→ WHAT NEEDS TO BE DONE
In the material below, identify each line bearing the word "документы". Reproduce those lines.

## Begin

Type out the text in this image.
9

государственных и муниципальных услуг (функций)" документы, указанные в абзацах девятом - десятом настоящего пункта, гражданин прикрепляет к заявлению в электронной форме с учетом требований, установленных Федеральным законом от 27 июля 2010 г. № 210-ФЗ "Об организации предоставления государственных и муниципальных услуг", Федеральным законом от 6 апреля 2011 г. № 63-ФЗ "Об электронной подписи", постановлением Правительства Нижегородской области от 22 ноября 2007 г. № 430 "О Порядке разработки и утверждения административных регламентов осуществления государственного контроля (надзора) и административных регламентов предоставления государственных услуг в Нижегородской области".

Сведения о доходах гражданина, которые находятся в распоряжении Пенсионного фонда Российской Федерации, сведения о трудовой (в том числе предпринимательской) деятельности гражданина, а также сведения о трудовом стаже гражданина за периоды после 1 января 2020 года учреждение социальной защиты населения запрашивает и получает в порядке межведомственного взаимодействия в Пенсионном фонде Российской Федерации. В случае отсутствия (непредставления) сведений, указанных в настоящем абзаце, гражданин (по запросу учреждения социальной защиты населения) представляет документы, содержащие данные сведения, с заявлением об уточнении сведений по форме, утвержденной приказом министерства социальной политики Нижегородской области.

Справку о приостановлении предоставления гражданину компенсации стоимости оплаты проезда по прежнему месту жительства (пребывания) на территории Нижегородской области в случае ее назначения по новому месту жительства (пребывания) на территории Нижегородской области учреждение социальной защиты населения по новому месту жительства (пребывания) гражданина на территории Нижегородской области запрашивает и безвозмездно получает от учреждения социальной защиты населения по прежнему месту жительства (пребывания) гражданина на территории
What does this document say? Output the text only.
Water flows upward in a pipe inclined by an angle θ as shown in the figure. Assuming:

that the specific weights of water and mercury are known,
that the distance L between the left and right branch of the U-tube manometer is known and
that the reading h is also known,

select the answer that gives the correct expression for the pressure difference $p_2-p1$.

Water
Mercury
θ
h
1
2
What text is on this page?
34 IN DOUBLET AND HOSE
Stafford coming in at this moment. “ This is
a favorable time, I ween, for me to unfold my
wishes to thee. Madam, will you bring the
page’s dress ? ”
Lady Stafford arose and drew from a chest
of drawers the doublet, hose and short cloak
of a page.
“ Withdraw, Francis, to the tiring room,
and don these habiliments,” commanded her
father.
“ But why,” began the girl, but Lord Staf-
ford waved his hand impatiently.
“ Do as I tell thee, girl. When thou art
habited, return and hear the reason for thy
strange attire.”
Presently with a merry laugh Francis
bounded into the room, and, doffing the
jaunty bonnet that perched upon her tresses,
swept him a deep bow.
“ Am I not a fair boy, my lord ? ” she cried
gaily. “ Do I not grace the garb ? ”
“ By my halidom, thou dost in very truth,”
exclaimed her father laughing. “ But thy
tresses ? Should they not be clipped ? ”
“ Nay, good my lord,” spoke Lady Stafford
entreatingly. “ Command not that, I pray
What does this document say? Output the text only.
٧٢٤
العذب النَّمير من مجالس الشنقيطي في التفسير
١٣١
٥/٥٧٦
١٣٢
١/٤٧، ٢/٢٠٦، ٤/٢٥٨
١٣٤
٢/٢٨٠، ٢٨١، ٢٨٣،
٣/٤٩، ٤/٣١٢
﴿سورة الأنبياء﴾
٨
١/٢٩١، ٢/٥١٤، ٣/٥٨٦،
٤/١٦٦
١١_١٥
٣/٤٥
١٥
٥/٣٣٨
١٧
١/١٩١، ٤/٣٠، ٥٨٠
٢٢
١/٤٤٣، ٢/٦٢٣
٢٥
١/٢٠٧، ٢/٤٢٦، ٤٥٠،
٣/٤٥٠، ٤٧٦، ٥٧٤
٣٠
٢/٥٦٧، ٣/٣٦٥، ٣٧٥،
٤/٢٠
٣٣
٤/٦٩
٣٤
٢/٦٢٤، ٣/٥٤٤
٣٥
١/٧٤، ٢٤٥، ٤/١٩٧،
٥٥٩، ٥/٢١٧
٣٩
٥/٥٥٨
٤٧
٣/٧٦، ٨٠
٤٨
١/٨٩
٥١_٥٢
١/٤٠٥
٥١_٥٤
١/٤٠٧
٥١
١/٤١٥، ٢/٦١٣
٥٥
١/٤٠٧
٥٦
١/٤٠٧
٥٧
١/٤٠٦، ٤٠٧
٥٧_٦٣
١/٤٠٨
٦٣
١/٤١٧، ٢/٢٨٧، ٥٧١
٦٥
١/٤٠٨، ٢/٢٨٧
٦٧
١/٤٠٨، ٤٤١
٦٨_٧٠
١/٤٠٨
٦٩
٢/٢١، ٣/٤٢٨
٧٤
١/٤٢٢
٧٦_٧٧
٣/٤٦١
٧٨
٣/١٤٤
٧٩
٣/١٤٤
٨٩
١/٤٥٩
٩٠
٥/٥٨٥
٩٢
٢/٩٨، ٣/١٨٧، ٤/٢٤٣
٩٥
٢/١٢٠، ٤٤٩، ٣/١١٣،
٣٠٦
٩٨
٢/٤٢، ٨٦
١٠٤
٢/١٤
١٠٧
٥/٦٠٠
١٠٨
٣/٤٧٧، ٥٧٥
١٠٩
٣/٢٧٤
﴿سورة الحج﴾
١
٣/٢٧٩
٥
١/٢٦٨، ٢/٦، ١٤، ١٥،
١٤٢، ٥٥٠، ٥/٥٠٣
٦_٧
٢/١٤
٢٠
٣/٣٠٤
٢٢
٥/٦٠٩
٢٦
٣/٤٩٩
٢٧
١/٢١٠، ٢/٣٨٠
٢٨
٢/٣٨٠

## End

→ FINISHED ANSWER
государственных и муниципальных услуг (функций)" документы, указанные в абзацах девятом - десятом настоящего пункта, гражданин прикрепляет к заявлению в электронной форме с учетом требований, установленных Федеральным законом от 27 июля 2010 г. № 210-ФЗ "Об организации предоставления государственных и муниципальных услуг", Федеральным законом от 6 апреля 2011 г. № 63-ФЗ "Об электронной подписи", постановлением Правительства Нижегородской области от 22 ноября 2007 г. № 430 "О Порядке разработки и утверждения административных регламентов осуществления государственного контроля (надзора) и административных регламентов предоставления государственных услуг в Нижегородской области".
Сведения о доходах гражданина, которые находятся в распоряжении Пенсионного фонда Российской Федерации, сведения о трудовой (в том числе предпринимательской) деятельности гражданина, а также сведения о трудовом стаже гражданина за периоды после 1 января 2020 года учреждение социальной защиты населения запрашивает и получает в порядке межведомственного взаимодействия в Пенсионном фонде Российской Федерации. В случае отсутствия (непредставления) сведений, указанных в настоящем абзаце, гражданин (по запросу учреждения социальной защиты населения) представляет документы, содержащие данные сведения, с заявлением об уточнении сведений по форме, утвержденной приказом министерства социальной политики Нижегородской области.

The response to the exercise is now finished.